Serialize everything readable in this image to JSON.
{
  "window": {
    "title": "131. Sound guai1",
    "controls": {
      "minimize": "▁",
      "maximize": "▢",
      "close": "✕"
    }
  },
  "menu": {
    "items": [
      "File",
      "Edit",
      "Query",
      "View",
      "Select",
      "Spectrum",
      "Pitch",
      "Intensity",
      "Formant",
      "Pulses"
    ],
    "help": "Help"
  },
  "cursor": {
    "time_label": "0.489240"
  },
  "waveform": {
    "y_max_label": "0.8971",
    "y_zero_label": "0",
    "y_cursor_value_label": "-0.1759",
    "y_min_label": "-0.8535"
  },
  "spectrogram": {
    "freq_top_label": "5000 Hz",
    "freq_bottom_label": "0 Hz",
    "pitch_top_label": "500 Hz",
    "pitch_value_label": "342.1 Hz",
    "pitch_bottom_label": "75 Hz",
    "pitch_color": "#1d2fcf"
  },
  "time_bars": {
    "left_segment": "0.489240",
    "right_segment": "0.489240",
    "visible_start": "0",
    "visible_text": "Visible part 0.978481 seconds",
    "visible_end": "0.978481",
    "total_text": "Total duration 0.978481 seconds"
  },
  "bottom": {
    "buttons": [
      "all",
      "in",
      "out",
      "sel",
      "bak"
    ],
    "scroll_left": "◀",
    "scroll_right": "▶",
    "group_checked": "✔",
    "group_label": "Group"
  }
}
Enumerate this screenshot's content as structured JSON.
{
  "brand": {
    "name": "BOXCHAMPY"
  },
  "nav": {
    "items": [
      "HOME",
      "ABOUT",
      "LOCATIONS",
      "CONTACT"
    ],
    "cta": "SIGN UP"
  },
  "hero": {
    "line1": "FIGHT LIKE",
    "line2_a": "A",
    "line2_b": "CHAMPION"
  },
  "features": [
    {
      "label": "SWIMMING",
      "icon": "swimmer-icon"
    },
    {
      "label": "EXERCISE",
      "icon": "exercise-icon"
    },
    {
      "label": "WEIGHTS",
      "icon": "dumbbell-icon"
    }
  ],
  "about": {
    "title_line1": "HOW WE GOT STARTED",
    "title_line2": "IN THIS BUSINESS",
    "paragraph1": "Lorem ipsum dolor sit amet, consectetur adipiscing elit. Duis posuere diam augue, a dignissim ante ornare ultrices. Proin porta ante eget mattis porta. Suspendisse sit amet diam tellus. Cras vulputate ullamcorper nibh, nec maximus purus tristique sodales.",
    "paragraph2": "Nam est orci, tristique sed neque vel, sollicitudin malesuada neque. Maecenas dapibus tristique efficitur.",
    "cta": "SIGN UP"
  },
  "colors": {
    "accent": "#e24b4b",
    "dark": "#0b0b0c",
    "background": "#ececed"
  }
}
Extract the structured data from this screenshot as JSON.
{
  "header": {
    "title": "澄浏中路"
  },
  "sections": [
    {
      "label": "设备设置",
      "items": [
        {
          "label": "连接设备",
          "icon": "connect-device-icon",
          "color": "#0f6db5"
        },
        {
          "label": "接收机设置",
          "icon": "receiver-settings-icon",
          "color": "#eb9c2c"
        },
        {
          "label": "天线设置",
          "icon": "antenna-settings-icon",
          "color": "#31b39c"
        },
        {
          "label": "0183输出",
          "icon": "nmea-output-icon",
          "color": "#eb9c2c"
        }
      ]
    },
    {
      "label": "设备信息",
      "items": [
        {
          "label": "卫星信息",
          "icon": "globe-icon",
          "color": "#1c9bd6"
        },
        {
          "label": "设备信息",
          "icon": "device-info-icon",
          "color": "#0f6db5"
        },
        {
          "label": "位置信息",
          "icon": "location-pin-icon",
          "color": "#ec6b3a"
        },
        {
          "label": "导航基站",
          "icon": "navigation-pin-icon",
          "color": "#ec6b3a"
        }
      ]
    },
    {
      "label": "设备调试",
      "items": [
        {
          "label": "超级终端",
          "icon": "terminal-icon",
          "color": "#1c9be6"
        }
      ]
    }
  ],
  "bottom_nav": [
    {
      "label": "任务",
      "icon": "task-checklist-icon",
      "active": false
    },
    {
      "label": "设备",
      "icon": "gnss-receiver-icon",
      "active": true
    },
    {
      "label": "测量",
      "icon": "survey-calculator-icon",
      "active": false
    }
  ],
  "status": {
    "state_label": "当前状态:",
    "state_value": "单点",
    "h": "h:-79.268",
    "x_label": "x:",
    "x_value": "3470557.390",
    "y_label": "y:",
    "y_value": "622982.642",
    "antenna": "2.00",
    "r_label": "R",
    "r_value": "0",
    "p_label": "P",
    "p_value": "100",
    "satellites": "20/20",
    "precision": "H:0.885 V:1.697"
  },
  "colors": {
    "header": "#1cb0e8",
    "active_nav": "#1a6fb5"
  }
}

◆ ◆ ◆ ◆

Exercise description:
Tally how many lines of the records hold the word "seconds". Answer with the number only.

Task solution:
2